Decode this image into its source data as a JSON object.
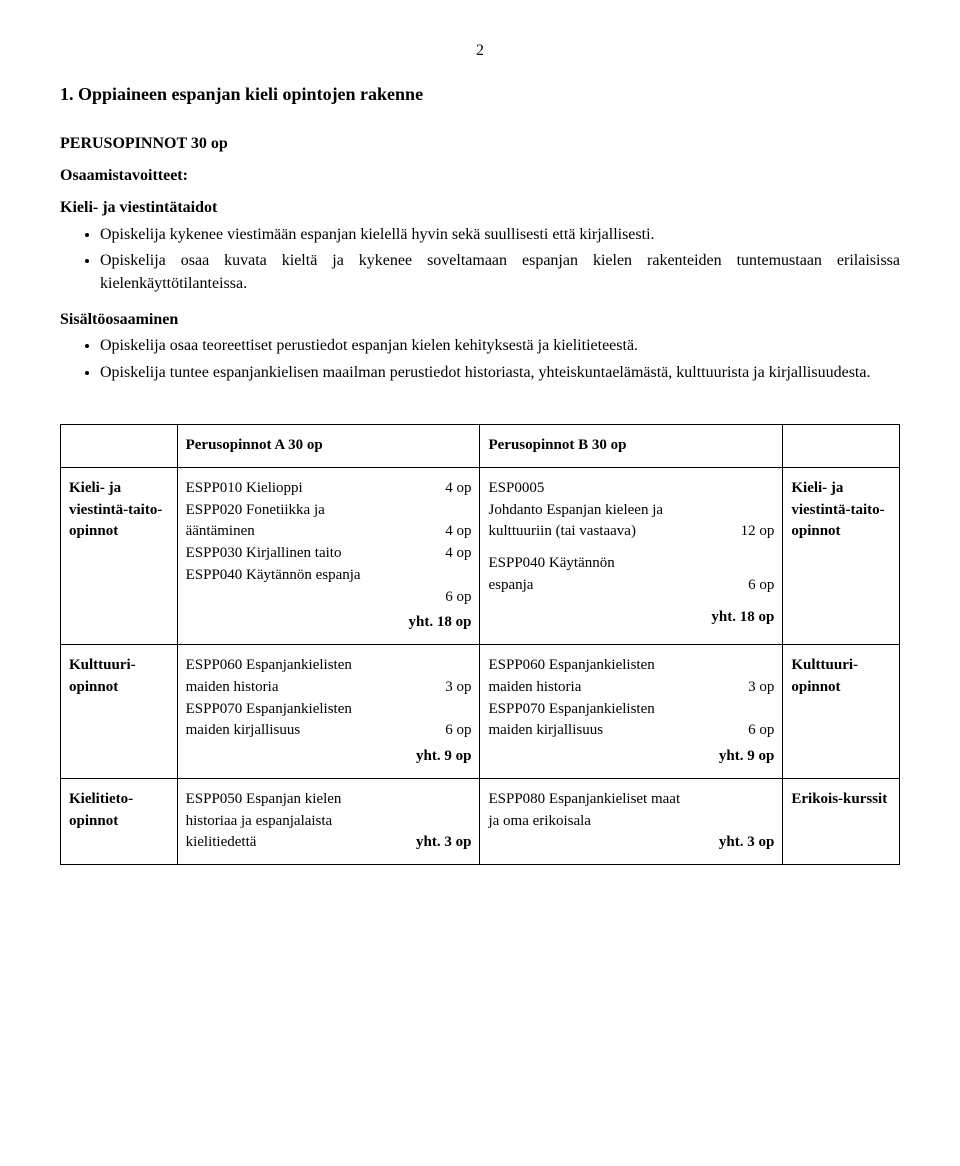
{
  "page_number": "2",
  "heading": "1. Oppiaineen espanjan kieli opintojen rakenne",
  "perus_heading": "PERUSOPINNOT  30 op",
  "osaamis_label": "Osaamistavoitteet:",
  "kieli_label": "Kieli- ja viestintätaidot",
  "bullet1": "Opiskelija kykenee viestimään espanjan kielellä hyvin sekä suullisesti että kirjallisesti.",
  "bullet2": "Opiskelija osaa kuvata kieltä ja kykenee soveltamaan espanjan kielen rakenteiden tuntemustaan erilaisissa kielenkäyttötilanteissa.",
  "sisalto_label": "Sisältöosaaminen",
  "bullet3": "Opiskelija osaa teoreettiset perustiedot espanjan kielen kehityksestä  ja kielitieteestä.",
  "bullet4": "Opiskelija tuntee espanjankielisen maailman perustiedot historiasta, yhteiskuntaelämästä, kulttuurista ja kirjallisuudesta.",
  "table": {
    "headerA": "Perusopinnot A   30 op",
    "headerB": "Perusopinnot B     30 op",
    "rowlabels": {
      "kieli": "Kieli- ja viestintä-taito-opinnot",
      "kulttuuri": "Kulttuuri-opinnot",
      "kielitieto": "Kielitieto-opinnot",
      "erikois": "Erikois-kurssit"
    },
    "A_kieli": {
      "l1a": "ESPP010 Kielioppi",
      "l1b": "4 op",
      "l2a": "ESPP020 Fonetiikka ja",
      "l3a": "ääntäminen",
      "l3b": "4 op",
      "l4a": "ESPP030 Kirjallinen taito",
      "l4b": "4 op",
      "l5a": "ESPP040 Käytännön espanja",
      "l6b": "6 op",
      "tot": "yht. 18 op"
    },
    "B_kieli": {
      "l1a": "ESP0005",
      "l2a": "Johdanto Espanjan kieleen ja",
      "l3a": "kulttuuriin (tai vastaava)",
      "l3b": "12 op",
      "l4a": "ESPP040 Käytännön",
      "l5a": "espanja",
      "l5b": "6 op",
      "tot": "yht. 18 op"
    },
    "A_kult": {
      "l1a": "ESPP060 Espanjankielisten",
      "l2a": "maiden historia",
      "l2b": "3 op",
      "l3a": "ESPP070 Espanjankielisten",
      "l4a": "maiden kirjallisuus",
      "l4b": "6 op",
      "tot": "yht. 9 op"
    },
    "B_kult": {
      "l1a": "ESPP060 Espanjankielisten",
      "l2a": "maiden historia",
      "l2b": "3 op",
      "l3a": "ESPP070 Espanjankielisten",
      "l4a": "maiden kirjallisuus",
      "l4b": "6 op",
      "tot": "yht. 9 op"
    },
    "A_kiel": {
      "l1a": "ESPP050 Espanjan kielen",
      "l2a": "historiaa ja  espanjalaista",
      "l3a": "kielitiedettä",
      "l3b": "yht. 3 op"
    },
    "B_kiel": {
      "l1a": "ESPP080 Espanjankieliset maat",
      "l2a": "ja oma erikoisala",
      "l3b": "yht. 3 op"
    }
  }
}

— Exercise instructions —
Locate the lines above that hold the word "kielen". Show every one of them.

— Complete response —
  "bullet2": "Opiskelija osaa kuvata kieltä ja kykenee soveltamaan espanjan kielen rakenteiden tuntemustaan erilaisissa kielenkäyttötilanteissa.",
  "bullet3": "Opiskelija osaa teoreettiset perustiedot espanjan kielen kehityksestä  ja kielitieteestä.",
      "l1a": "ESPP050 Espanjan kielen",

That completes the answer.